• [Goal]
Below are some records. Pull every line that contains the word "menu".

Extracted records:

______

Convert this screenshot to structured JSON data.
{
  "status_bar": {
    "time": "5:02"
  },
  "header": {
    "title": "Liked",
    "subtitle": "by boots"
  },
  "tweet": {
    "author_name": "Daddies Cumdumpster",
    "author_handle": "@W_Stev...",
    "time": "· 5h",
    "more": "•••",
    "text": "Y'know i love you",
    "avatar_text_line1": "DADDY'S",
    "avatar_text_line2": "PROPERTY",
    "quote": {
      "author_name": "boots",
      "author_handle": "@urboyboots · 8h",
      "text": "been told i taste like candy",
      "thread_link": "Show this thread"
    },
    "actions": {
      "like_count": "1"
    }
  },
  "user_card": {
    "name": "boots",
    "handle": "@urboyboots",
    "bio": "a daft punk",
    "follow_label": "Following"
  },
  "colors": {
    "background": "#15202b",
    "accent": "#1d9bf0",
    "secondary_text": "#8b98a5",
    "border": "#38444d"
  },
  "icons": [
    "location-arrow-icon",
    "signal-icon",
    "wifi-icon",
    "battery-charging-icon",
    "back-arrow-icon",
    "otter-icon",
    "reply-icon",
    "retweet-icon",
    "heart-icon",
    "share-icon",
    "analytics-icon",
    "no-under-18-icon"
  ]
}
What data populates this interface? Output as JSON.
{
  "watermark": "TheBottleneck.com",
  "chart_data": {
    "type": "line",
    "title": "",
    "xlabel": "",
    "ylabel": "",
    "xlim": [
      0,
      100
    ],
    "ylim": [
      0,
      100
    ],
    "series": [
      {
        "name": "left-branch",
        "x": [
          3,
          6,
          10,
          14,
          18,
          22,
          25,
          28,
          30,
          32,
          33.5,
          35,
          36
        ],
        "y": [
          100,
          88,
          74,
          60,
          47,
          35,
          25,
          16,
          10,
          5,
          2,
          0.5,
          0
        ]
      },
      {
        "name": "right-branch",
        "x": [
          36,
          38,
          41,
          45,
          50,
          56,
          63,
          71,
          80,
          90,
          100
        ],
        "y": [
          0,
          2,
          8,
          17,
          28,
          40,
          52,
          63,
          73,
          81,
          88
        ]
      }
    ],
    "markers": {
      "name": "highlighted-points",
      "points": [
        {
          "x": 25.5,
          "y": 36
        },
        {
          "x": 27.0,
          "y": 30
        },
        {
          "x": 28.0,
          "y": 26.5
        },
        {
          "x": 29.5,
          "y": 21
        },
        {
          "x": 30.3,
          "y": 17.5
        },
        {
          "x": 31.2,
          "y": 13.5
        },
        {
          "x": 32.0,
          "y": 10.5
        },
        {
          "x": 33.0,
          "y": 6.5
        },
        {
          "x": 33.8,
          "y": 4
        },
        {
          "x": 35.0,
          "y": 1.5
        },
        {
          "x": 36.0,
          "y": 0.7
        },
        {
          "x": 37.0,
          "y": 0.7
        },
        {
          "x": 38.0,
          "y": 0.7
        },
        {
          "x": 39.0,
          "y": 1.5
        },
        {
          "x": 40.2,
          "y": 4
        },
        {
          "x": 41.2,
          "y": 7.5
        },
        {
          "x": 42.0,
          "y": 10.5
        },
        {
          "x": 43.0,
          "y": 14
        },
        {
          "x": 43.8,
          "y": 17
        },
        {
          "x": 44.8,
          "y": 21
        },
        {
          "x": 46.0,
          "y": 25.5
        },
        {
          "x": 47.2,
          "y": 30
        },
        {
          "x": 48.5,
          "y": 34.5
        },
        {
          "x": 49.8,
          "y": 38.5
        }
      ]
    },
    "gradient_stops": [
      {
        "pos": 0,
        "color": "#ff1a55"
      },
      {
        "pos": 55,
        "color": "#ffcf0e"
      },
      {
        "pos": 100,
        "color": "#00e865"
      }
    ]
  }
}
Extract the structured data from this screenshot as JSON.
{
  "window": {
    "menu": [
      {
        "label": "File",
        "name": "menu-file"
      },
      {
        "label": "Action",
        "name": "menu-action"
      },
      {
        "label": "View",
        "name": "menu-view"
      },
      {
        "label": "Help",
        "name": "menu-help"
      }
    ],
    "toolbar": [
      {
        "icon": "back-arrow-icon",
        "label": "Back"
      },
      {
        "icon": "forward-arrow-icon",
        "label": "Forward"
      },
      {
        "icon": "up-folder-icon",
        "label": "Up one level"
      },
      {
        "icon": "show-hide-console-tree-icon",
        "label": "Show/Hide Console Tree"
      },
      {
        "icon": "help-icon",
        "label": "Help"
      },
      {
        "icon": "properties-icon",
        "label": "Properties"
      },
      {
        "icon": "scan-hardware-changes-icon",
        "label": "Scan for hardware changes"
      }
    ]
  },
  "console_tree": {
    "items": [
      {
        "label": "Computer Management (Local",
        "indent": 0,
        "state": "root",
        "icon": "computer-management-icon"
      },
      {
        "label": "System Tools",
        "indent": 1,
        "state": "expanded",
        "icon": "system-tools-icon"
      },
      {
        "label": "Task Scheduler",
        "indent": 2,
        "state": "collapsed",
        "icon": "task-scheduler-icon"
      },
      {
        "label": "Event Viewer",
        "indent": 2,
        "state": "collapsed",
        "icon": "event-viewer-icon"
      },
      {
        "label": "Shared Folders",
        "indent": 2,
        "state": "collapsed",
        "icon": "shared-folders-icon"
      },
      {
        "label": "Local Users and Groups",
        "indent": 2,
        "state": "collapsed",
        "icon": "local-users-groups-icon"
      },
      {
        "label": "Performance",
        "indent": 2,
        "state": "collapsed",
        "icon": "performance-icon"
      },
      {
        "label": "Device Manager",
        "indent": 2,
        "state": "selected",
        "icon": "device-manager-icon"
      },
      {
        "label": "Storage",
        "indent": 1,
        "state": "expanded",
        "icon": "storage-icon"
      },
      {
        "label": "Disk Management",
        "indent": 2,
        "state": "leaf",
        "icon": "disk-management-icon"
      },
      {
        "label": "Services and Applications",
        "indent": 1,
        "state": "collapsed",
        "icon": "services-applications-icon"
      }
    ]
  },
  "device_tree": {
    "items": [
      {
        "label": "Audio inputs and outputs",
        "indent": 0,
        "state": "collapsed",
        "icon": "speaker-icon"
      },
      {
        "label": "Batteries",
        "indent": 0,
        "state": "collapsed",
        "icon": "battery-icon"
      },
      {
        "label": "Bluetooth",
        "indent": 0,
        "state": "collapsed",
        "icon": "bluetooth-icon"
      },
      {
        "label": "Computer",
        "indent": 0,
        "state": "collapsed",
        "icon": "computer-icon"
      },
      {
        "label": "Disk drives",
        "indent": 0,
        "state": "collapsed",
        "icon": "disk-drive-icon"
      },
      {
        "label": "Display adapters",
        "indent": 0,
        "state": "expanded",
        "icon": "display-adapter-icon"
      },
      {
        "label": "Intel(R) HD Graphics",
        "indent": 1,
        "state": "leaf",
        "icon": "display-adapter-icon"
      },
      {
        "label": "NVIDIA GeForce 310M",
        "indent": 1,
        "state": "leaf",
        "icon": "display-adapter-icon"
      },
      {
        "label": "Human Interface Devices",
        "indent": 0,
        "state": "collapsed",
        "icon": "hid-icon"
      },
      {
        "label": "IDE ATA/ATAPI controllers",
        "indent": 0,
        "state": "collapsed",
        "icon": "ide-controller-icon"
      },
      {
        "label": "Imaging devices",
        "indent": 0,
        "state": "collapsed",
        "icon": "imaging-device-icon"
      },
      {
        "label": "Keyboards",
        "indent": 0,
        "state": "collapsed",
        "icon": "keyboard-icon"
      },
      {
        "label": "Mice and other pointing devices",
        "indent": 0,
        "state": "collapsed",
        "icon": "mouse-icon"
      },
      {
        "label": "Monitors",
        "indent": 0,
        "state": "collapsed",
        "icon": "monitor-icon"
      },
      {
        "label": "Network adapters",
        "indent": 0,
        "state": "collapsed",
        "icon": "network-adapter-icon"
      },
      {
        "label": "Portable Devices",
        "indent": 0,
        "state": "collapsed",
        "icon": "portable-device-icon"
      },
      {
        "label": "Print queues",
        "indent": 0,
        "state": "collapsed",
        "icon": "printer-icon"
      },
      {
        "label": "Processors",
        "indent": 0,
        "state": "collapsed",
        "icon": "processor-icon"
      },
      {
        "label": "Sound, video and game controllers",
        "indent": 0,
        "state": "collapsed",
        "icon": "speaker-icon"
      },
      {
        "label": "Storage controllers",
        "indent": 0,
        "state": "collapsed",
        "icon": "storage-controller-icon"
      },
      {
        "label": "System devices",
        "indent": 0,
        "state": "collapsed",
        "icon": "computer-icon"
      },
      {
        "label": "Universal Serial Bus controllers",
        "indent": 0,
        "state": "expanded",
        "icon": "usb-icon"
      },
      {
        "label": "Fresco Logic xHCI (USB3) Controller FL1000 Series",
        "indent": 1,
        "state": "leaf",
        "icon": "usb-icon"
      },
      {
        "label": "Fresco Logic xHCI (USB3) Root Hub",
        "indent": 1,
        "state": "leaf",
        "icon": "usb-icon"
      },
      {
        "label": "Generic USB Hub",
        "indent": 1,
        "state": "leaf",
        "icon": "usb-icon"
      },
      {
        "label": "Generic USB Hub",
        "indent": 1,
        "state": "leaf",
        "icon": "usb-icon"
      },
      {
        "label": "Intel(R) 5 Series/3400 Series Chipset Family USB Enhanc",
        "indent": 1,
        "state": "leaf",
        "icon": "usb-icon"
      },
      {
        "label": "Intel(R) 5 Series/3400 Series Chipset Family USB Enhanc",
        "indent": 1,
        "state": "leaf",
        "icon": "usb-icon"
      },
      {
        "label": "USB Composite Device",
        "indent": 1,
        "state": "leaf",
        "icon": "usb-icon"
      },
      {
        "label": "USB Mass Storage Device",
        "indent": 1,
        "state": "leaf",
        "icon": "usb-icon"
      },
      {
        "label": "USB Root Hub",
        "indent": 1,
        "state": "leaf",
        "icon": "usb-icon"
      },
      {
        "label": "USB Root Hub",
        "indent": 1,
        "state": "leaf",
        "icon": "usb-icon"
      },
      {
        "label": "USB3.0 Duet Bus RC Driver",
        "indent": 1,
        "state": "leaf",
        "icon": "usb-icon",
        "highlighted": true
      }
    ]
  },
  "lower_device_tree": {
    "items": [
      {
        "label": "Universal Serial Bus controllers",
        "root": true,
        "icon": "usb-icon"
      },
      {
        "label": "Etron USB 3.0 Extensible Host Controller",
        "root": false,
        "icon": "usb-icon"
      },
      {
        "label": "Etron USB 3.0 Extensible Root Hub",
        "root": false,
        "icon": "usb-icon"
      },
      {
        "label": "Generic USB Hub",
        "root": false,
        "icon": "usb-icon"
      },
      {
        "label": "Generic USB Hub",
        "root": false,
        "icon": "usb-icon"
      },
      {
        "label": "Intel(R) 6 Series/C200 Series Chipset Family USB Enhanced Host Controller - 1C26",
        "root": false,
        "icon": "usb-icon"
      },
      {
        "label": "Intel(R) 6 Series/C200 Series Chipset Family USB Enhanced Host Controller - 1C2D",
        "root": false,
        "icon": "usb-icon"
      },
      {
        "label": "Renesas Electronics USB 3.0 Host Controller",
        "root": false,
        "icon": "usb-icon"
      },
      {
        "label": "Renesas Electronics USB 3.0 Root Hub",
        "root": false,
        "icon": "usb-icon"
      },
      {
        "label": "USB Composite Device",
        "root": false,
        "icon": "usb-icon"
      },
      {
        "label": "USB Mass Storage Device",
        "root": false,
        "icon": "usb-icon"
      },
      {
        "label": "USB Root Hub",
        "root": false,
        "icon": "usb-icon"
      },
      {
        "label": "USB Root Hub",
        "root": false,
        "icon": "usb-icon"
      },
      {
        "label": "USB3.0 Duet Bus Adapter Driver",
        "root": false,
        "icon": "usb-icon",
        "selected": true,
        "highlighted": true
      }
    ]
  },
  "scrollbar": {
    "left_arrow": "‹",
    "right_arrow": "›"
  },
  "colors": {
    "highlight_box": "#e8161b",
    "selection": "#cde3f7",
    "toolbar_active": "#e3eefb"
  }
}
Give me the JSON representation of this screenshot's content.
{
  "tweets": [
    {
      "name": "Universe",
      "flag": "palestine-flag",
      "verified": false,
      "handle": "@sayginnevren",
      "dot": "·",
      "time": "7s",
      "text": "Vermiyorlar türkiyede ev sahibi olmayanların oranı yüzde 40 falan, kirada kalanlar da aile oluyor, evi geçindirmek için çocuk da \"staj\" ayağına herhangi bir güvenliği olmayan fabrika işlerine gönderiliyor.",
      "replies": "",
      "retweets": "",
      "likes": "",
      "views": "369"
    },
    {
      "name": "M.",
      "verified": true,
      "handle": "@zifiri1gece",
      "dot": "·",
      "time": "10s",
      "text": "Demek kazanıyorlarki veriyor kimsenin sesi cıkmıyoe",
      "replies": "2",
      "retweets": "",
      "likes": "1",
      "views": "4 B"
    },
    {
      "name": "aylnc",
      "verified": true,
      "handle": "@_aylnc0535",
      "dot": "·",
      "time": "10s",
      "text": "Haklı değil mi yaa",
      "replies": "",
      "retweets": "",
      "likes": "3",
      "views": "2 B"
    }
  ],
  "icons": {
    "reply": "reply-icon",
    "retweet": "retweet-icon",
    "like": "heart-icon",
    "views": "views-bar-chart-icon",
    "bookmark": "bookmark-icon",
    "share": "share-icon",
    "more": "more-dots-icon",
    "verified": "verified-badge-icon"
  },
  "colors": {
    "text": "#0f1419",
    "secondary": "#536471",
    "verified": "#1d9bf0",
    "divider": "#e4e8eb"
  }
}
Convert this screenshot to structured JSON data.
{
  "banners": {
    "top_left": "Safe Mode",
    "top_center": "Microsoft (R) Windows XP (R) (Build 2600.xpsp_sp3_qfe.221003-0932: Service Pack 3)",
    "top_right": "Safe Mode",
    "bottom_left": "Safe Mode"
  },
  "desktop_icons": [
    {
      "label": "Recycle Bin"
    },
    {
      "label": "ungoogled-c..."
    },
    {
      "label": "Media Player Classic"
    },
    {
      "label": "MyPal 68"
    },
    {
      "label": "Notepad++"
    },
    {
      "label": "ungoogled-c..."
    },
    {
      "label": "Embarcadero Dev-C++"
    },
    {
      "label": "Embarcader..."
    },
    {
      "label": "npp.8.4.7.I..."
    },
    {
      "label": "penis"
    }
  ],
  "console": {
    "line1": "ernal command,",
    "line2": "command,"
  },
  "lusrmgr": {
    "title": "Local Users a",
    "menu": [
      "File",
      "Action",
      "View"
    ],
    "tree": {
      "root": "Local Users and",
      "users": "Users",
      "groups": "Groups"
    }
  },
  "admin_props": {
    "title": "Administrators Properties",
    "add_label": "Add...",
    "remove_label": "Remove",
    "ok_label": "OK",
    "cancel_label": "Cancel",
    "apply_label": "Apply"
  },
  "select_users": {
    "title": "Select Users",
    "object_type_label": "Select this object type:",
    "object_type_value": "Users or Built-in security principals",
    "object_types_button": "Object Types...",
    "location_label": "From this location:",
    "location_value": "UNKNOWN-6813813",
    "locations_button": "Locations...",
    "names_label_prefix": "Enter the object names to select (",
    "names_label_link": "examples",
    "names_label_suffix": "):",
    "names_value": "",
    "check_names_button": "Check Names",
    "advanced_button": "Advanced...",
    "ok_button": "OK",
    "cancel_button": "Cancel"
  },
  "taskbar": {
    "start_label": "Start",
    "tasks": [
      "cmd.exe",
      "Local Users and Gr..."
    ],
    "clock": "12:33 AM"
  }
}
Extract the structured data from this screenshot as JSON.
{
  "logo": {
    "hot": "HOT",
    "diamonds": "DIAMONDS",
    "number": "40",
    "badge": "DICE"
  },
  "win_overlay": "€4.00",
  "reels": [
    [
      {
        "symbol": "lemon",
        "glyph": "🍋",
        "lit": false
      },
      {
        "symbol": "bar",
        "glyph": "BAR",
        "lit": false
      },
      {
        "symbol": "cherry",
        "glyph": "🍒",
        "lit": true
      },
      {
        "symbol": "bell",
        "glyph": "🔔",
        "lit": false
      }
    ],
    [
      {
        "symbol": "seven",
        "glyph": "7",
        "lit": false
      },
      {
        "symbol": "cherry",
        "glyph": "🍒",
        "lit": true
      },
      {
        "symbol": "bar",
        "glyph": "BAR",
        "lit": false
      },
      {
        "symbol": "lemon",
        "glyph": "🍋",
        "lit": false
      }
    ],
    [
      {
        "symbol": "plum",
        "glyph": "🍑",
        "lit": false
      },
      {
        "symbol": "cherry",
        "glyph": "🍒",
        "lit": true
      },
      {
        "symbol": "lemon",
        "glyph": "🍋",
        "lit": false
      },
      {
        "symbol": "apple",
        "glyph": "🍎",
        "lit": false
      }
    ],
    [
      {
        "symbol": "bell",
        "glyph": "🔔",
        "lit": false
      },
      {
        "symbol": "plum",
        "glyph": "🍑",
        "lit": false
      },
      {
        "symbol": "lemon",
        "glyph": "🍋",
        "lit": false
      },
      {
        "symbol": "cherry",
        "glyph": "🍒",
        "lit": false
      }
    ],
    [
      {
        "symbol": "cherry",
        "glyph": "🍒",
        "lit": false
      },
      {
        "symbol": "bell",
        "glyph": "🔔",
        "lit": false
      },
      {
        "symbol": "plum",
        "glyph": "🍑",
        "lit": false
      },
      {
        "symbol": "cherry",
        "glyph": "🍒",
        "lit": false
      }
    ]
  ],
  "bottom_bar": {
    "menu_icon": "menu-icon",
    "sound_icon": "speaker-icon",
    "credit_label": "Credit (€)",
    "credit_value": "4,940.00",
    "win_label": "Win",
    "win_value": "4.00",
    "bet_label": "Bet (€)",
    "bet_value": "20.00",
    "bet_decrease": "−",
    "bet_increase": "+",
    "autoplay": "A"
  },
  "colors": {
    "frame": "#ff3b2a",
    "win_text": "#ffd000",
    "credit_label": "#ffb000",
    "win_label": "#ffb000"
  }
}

______

• [Exercise response]
    "menu": [
        "name": "menu-file"
        "name": "menu-action"
        "name": "menu-view"
        "name": "menu-help"
    "menu": [
    "menu_icon": "menu-icon",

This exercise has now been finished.